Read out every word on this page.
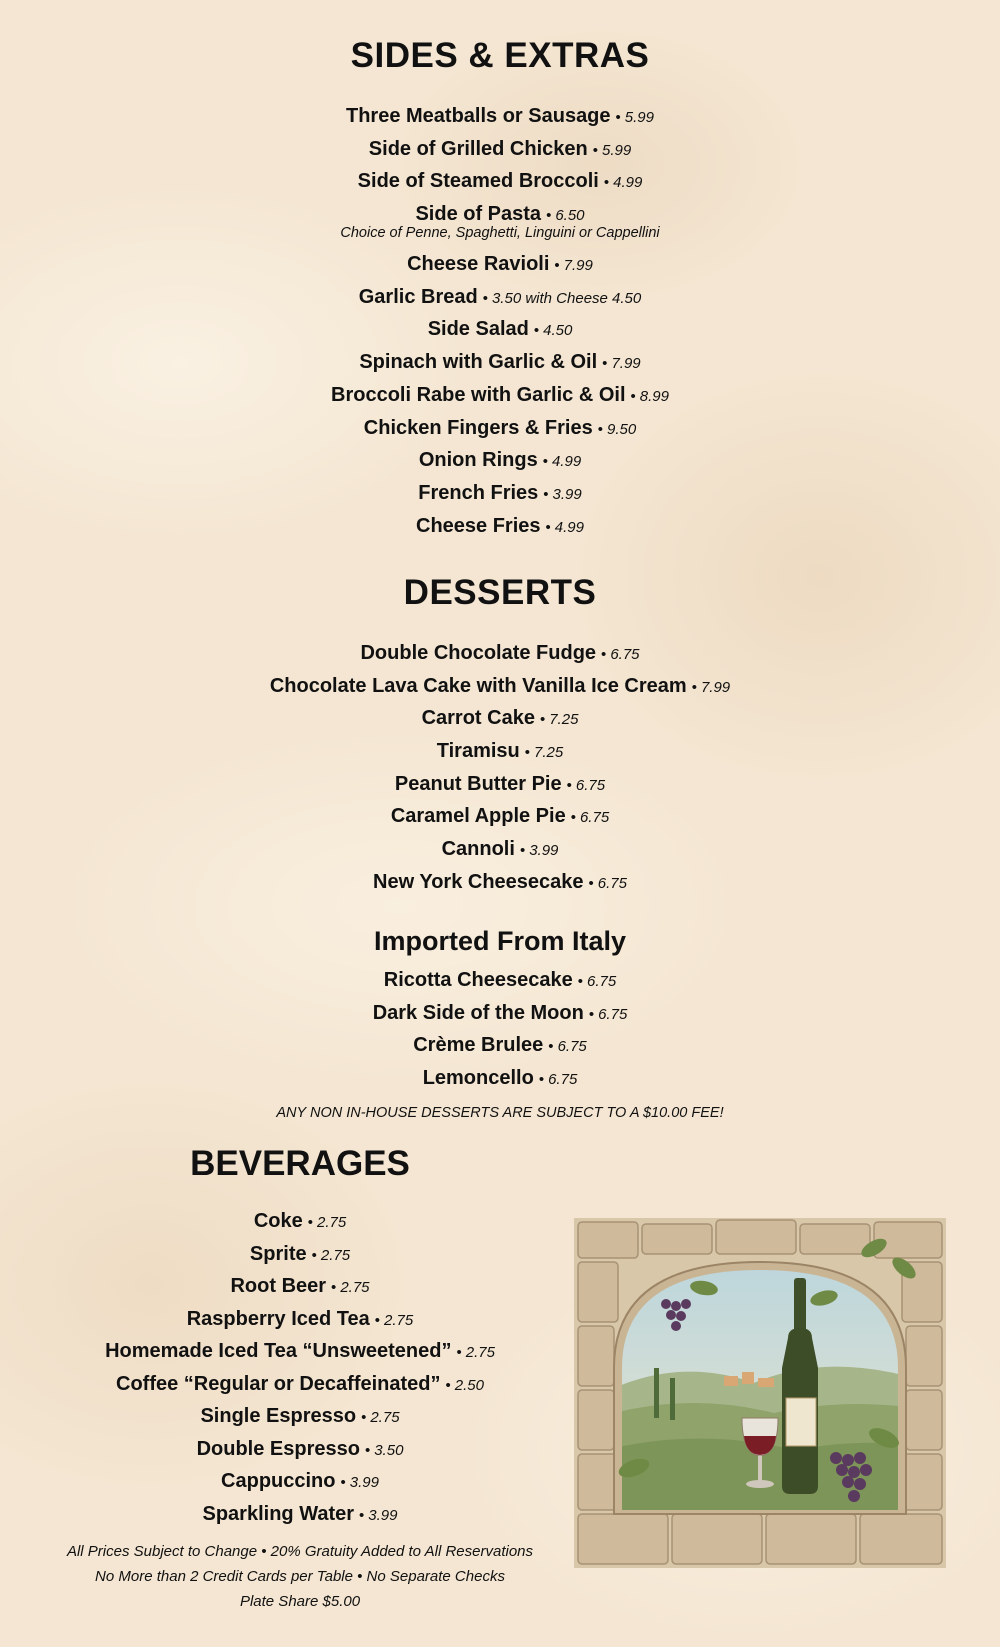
SIDES & EXTRAS
Three Meatballs or Sausage • 5.99
Side of Grilled Chicken • 5.99
Side of Steamed Broccoli • 4.99
Side of Pasta • 6.50
Choice of Penne, Spaghetti, Linguini or Cappellini
Cheese Ravioli • 7.99
Garlic Bread • 3.50 with Cheese 4.50
Side Salad • 4.50
Spinach with Garlic & Oil • 7.99
Broccoli Rabe with Garlic & Oil • 8.99
Chicken Fingers & Fries • 9.50
Onion Rings • 4.99
French Fries • 3.99
Cheese Fries • 4.99
DESSERTS
Double Chocolate Fudge • 6.75
Chocolate Lava Cake with Vanilla Ice Cream • 7.99
Carrot Cake • 7.25
Tiramisu • 7.25
Peanut Butter Pie • 6.75
Caramel Apple Pie • 6.75
Cannoli • 3.99
New York Cheesecake • 6.75
Imported From Italy
Ricotta Cheesecake • 6.75
Dark Side of the Moon • 6.75
Crème Brulee • 6.75
Lemoncello • 6.75

ANY NON IN-HOUSE DESSERTS ARE SUBJECT TO A $10.00 FEE!

BEVERAGES
Coke • 2.75
Sprite • 2.75
Root Beer • 2.75
Raspberry Iced Tea • 2.75
Homemade Iced Tea “Unsweetened” • 2.75
Coffee “Regular or Decaffeinated” • 2.50
Single Espresso • 2.75
Double Espresso • 3.50
Cappuccino • 3.99
Sparkling Water • 3.99
All Prices Subject to Change • 20% Gratuity Added to All Reservations
No More than 2 Credit Cards per Table • No Separate Checks
Plate Share $5.00
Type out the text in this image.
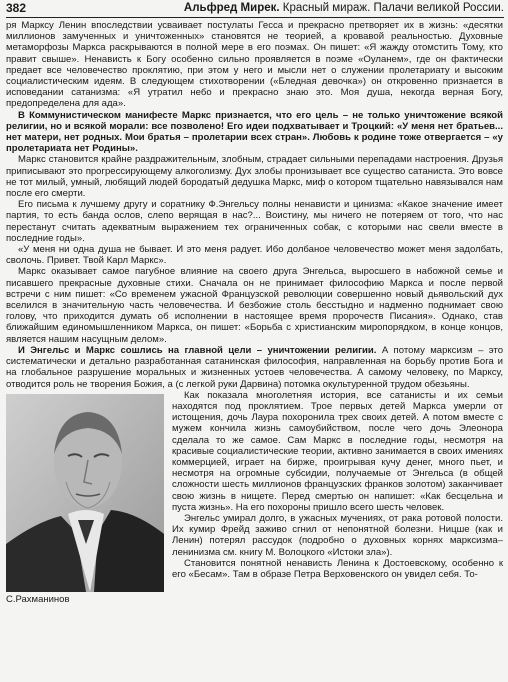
382	Альфред Мирек. Красный мираж. Палачи великой России.

ря Марксу Ленин впоследствии усваивает постулаты Гесса и прекрасно претворяет их в жизнь: «десятки миллионов замученных и уничтоженных» становятся не теорией, а кровавой реальностью. Духовные метаморфозы Маркса раскрываются в полной мере в его поэмах. Он пишет: «Я жажду отомстить Тому, кто правит свыше». Ненависть к Богу особенно сильно проявляется в поэме «Оуланем», где он фактически предает все человечество проклятию, при этом у него и мысли нет о служении пролетариату и высоким социалистическим идеям. В следующем стихотворении («Бледная девочка») он откровенно признается в исповедании сатанизма: «Я утратил небо и прекрасно знаю это. Моя душа, некогда верная Богу, предопределена для ада».

В Коммунистическом манифесте Маркс признается, что его цель – не только уничтожение всякой религии, но и всякой морали: все позволено! Его идеи подхватывает и Троцкий: «У меня нет братьев... нет матери, нет родных. Мои братья – пролетарии всех стран». Любовь к родине тоже отвергается – «у пролетариата нет Родины».

Маркс становится крайне раздражительным, злобным, страдает сильными перепадами настроения. Друзья приписывают это прогрессирующему алкоголизму. Дух злобы пронизывает все существо сатаниста. Это вовсе не тот милый, умный, любящий людей бородатый дедушка Маркс, миф о котором тщательно навязывался нам после его смерти.

Его письма к лучшему другу и соратнику Ф.Энгельсу полны ненависти и цинизма: «Какое значение имеет партия, то есть банда ослов, слепо верящая в нас?... Воистину, мы ничего не потеряем от того, что нас перестанут считать адекватным выражением тех ограниченных собак, с которыми нас свели вместе в последние годы».

«У меня ни одна душа не бывает. И это меня радует. Ибо долбаное человечество может меня задолбать, сволочь. Привет. Твой Карл Маркс».

Маркс оказывает самое пагубное влияние на своего друга Энгельса, выросшего в набожной семье и писавшего прекрасные духовные стихи. Сначала он не принимает философию Маркса и после первой встречи с ним пишет: «Со временем ужасной Французской революции совершенно новый дьявольский дух вселился в значительную часть человечества. И безбожие столь бесстыдно и надменно поднимает свою голову, что приходится думать об исполнении в настоящее время пророчеств Писания». Однако, став ближайшим единомышленником Маркса, он пишет: «Борьба с христианским миропорядком, в конце концов, является нашим насущным делом».

И Энгельс и Маркс сошлись на главной цели – уничтожении религии. А потому марксизм – это систематически и детально разработанная сатанинская философия, направленная на борьбу против Бога и на глобальное разрушение моральных и жизненных устоев человечества. А самому человеку, по Марксу, отводится роль не творения Божия, а (с легкой руки Дарвина) потомка окультуренной трудом обезьяны.

С.Рахманинов

Как показала многолетняя история, все сатанисты и их семьи находятся под проклятием. Трое первых детей Маркса умерли от истощения, дочь Лаура похоронила трех своих детей. А потом вместе с мужем кончила жизнь самоубийством, после чего дочь Элеонора сделала то же самое. Сам Маркс в последние годы, несмотря на красивые социалистические теории, активно занимается в своих имениях коммерцией, играет на бирже, проигрывая кучу денег, много пьет, и несмотря на огромные субсидии, получаемые от Энгельса (в общей сложности шесть миллионов французских франков золотом) заканчивает свою жизнь в нищете. Перед смертью он напишет: «Как бесцельна и пуста жизнь». На его похороны пришло всего шесть человек.

Энгельс умирал долго, в ужасных мучениях, от рака ротовой полости. Их кумир Фрейд заживо сгнил от непонятной болезни. Ницше (как и Ленин) потерял рассудок (подробно о духовных корнях марксизма–ленинизма см. книгу М. Волоцкого «Истоки зла»).

Становится понятной ненависть Ленина к Достоевскому, особенно к его «Бесам». Там в образе Петра Верховенского он увидел себя. То-
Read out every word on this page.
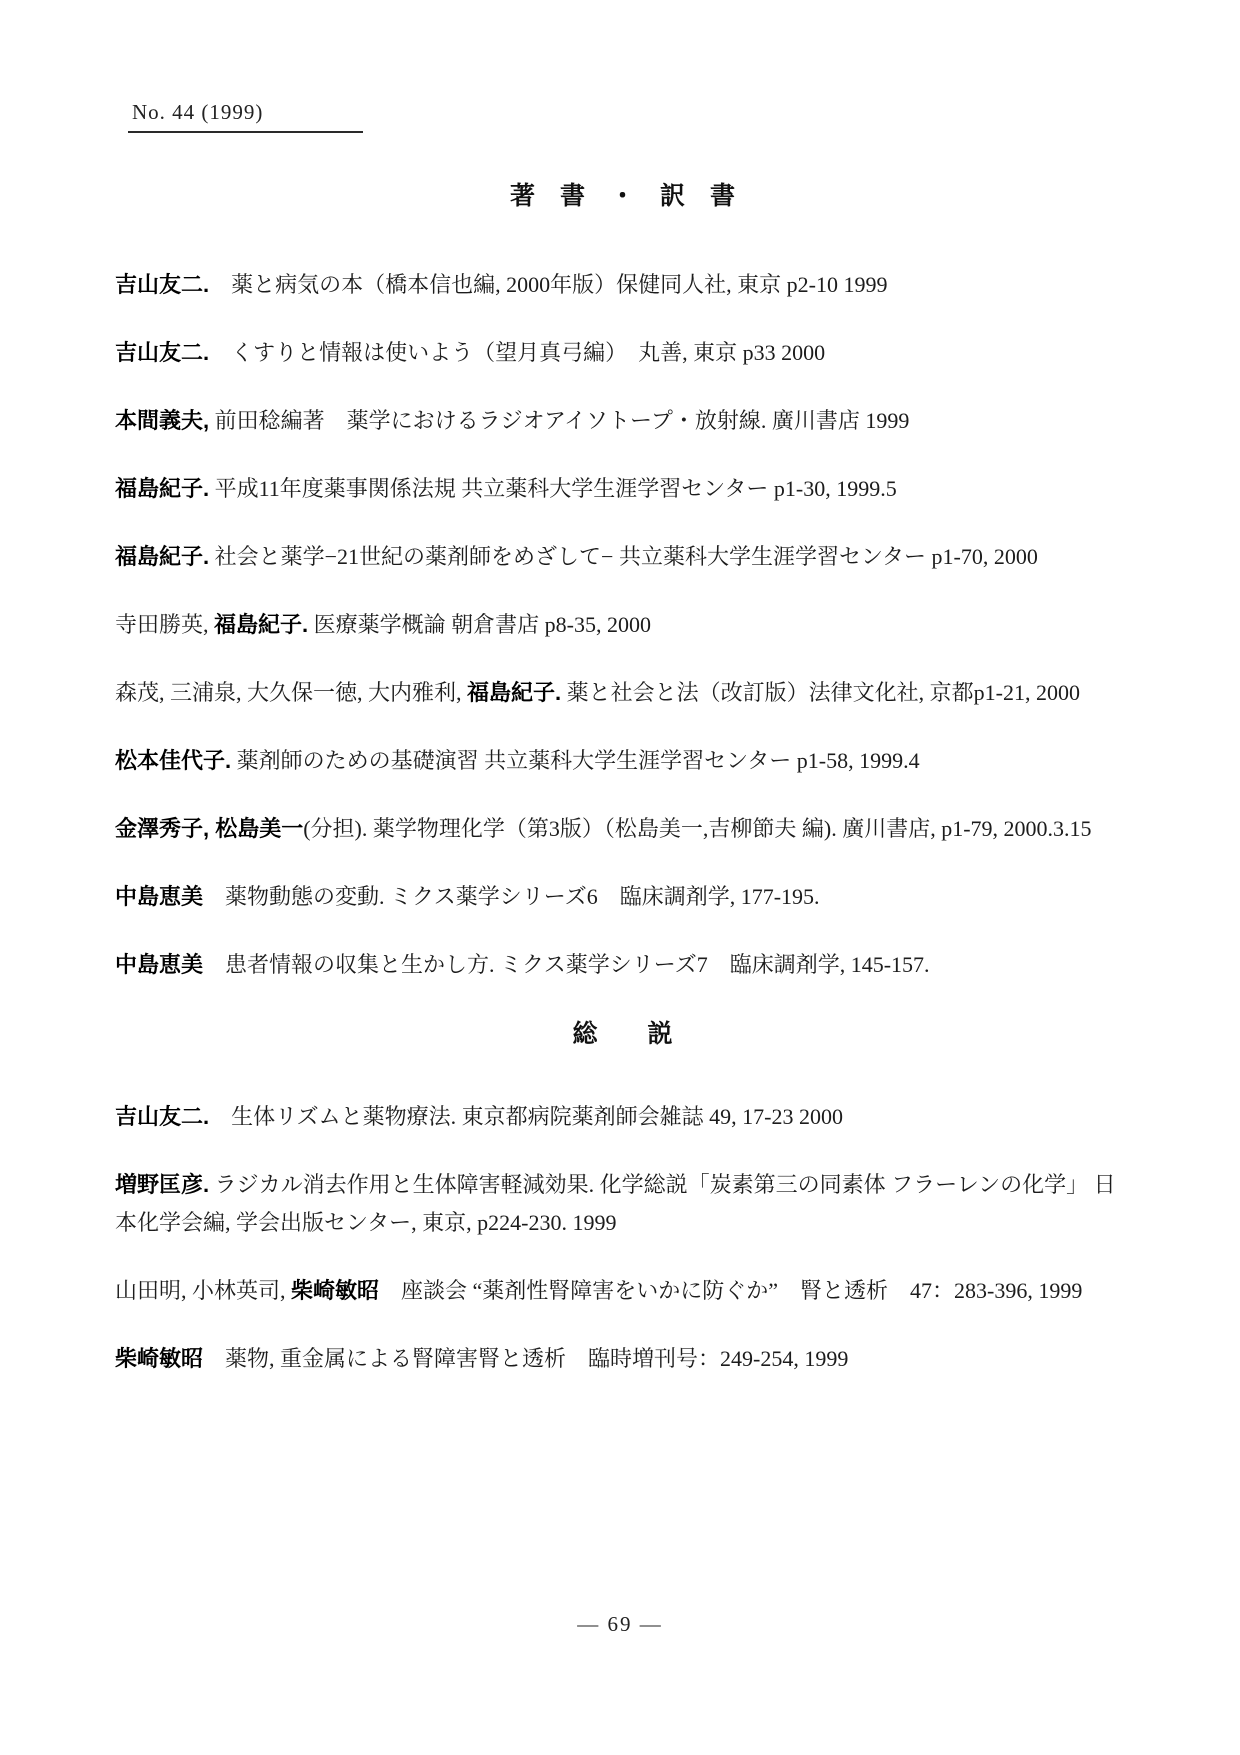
No. 44 (1999)
著　書　・　訳　書

吉山友二.　薬と病気の本（橋本信也編, 2000年版）保健同人社, 東京 p2-10 1999

吉山友二.　くすりと情報は使いよう（望月真弓編）　丸善, 東京 p33 2000

本間義夫, 前田稔編著　薬学におけるラジオアイソトープ・放射線. 廣川書店 1999

福島紀子. 平成11年度薬事関係法規 共立薬科大学生涯学習センター p1-30, 1999.5

福島紀子. 社会と薬学−21世紀の薬剤師をめざして− 共立薬科大学生涯学習センター p1-70, 2000

寺田勝英, 福島紀子. 医療薬学概論 朝倉書店 p8-35, 2000

森茂, 三浦泉, 大久保一徳, 大内雅利, 福島紀子. 薬と社会と法（改訂版）法律文化社, 京都p1-21, 2000

松本佳代子. 薬剤師のための基礎演習 共立薬科大学生涯学習センター p1-58, 1999.4

金澤秀子, 松島美一(分担). 薬学物理化学（第3版）（松島美一,吉柳節夫 編). 廣川書店, p1-79, 2000.3.15

中島恵美　薬物動態の変動. ミクス薬学シリーズ6　臨床調剤学, 177-195.

中島恵美　患者情報の収集と生かし方. ミクス薬学シリーズ7　臨床調剤学, 145-157.

総　　説

吉山友二.　生体リズムと薬物療法. 東京都病院薬剤師会雑誌 49, 17-23 2000

増野匡彦. ラジカル消去作用と生体障害軽減効果. 化学総説「炭素第三の同素体 フラーレンの化学」 日本化学会編, 学会出版センター, 東京, p224-230. 1999

山田明, 小林英司, 柴崎敏昭　座談会 “薬剤性腎障害をいかに防ぐか”　腎と透析　47：283-396, 1999

柴崎敏昭　薬物, 重金属による腎障害腎と透析　臨時増刊号：249-254, 1999

— 69 —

▶ YOUR GOAL
Leave every image out, and retype the material exactly.

▶ RESULT OF THIS TASK
Read out every word on this page.
SIDES & EXTRAS
Three Meatballs or Sausage • 5.99
Side of Grilled Chicken • 5.99
Side of Steamed Broccoli • 4.99
Side of Pasta • 6.50
Choice of Penne, Spaghetti, Linguini or Cappellini
Cheese Ravioli • 7.99
Garlic Bread • 3.50 with Cheese 4.50
Side Salad • 4.50
Spinach with Garlic & Oil • 7.99
Broccoli Rabe with Garlic & Oil • 8.99
Chicken Fingers & Fries • 9.50
Onion Rings • 4.99
French Fries • 3.99
Cheese Fries • 4.99
DESSERTS
Double Chocolate Fudge • 6.75
Chocolate Lava Cake with Vanilla Ice Cream • 7.99
Carrot Cake • 7.25
Tiramisu • 7.25
Peanut Butter Pie • 6.75
Caramel Apple Pie • 6.75
Cannoli • 3.99
New York Cheesecake • 6.75
Imported From Italy
Ricotta Cheesecake • 6.75
Dark Side of the Moon • 6.75
Crème Brulee • 6.75
Lemoncello • 6.75

ANY NON IN-HOUSE DESSERTS ARE SUBJECT TO A $10.00 FEE!

BEVERAGES
Coke • 2.75
Sprite • 2.75
Root Beer • 2.75
Raspberry Iced Tea • 2.75
Homemade Iced Tea “Unsweetened” • 2.75
Coffee “Regular or Decaffeinated” • 2.50
Single Espresso • 2.75
Double Espresso • 3.50
Cappuccino • 3.99
Sparkling Water • 3.99
All Prices Subject to Change • 20% Gratuity Added to All Reservations
No More than 2 Credit Cards per Table • No Separate Checks
Plate Share $5.00
Type out the text in this image.
382	Альфред Мирек. Красный мираж. Палачи великой России.

ря Марксу Ленин впоследствии усваивает постулаты Гесса и прекрасно претворяет их в жизнь: «десятки миллионов замученных и уничтоженных» становятся не теорией, а кровавой реальностью. Духовные метаморфозы Маркса раскрываются в полной мере в его поэмах. Он пишет: «Я жажду отомстить Тому, кто правит свыше». Ненависть к Богу особенно сильно проявляется в поэме «Оуланем», где он фактически предает все человечество проклятию, при этом у него и мысли нет о служении пролетариату и высоким социалистическим идеям. В следующем стихотворении («Бледная девочка») он откровенно признается в исповедании сатанизма: «Я утратил небо и прекрасно знаю это. Моя душа, некогда верная Богу, предопределена для ада».

В Коммунистическом манифесте Маркс признается, что его цель – не только уничтожение всякой религии, но и всякой морали: все позволено! Его идеи подхватывает и Троцкий: «У меня нет братьев... нет матери, нет родных. Мои братья – пролетарии всех стран». Любовь к родине тоже отвергается – «у пролетариата нет Родины».

Маркс становится крайне раздражительным, злобным, страдает сильными перепадами настроения. Друзья приписывают это прогрессирующему алкоголизму. Дух злобы пронизывает все существо сатаниста. Это вовсе не тот милый, умный, любящий людей бородатый дедушка Маркс, миф о котором тщательно навязывался нам после его смерти.

Его письма к лучшему другу и соратнику Ф.Энгельсу полны ненависти и цинизма: «Какое значение имеет партия, то есть банда ослов, слепо верящая в нас?... Воистину, мы ничего не потеряем от того, что нас перестанут считать адекватным выражением тех ограниченных собак, с которыми нас свели вместе в последние годы».

«У меня ни одна душа не бывает. И это меня радует. Ибо долбаное человечество может меня задолбать, сволочь. Привет. Твой Карл Маркс».

Маркс оказывает самое пагубное влияние на своего друга Энгельса, выросшего в набожной семье и писавшего прекрасные духовные стихи. Сначала он не принимает философию Маркса и после первой встречи с ним пишет: «Со временем ужасной Французской революции совершенно новый дьявольский дух вселился в значительную часть человечества. И безбожие столь бесстыдно и надменно поднимает свою голову, что приходится думать об исполнении в настоящее время пророчеств Писания». Однако, став ближайшим единомышленником Маркса, он пишет: «Борьба с христианским миропорядком, в конце концов, является нашим насущным делом».

И Энгельс и Маркс сошлись на главной цели – уничтожении религии. А потому марксизм – это систематически и детально разработанная сатанинская философия, направленная на борьбу против Бога и на глобальное разрушение моральных и жизненных устоев человечества. А самому человеку, по Марксу, отводится роль не творения Божия, а (с легкой руки Дарвина) потомка окультуренной трудом обезьяны.

С.Рахманинов

Как показала многолетняя история, все сатанисты и их семьи находятся под проклятием. Трое первых детей Маркса умерли от истощения, дочь Лаура похоронила трех своих детей. А потом вместе с мужем кончила жизнь самоубийством, после чего дочь Элеонора сделала то же самое. Сам Маркс в последние годы, несмотря на красивые социалистические теории, активно занимается в своих имениях коммерцией, играет на бирже, проигрывая кучу денег, много пьет, и несмотря на огромные субсидии, получаемые от Энгельса (в общей сложности шесть миллионов французских франков золотом) заканчивает свою жизнь в нищете. Перед смертью он напишет: «Как бесцельна и пуста жизнь». На его похороны пришло всего шесть человек.

Энгельс умирал долго, в ужасных мучениях, от рака ротовой полости. Их кумир Фрейд заживо сгнил от непонятной болезни. Ницше (как и Ленин) потерял рассудок (подробно о духовных корнях марксизма–ленинизма см. книгу М. Волоцкого «Истоки зла»).

Становится понятной ненависть Ленина к Достоевскому, особенно к его «Бесам». Там в образе Петра Верховенского он увидел себя. То-
Read out every word on this page.
No. 44 (1999)
著　書　・　訳　書

吉山友二.　薬と病気の本（橋本信也編, 2000年版）保健同人社, 東京 p2-10 1999

吉山友二.　くすりと情報は使いよう（望月真弓編）　丸善, 東京 p33 2000

本間義夫, 前田稔編著　薬学におけるラジオアイソトープ・放射線. 廣川書店 1999

福島紀子. 平成11年度薬事関係法規 共立薬科大学生涯学習センター p1-30, 1999.5

福島紀子. 社会と薬学−21世紀の薬剤師をめざして− 共立薬科大学生涯学習センター p1-70, 2000

寺田勝英, 福島紀子. 医療薬学概論 朝倉書店 p8-35, 2000

森茂, 三浦泉, 大久保一徳, 大内雅利, 福島紀子. 薬と社会と法（改訂版）法律文化社, 京都p1-21, 2000

松本佳代子. 薬剤師のための基礎演習 共立薬科大学生涯学習センター p1-58, 1999.4

金澤秀子, 松島美一(分担). 薬学物理化学（第3版）（松島美一,吉柳節夫 編). 廣川書店, p1-79, 2000.3.15

中島恵美　薬物動態の変動. ミクス薬学シリーズ6　臨床調剤学, 177-195.

中島恵美　患者情報の収集と生かし方. ミクス薬学シリーズ7　臨床調剤学, 145-157.

総　　説

吉山友二.　生体リズムと薬物療法. 東京都病院薬剤師会雑誌 49, 17-23 2000

増野匡彦. ラジカル消去作用と生体障害軽減効果. 化学総説「炭素第三の同素体 フラーレンの化学」 日本化学会編, 学会出版センター, 東京, p224-230. 1999

山田明, 小林英司, 柴崎敏昭　座談会 “薬剤性腎障害をいかに防ぐか”　腎と透析　47：283-396, 1999

柴崎敏昭　薬物, 重金属による腎障害腎と透析　臨時増刊号：249-254, 1999

— 69 —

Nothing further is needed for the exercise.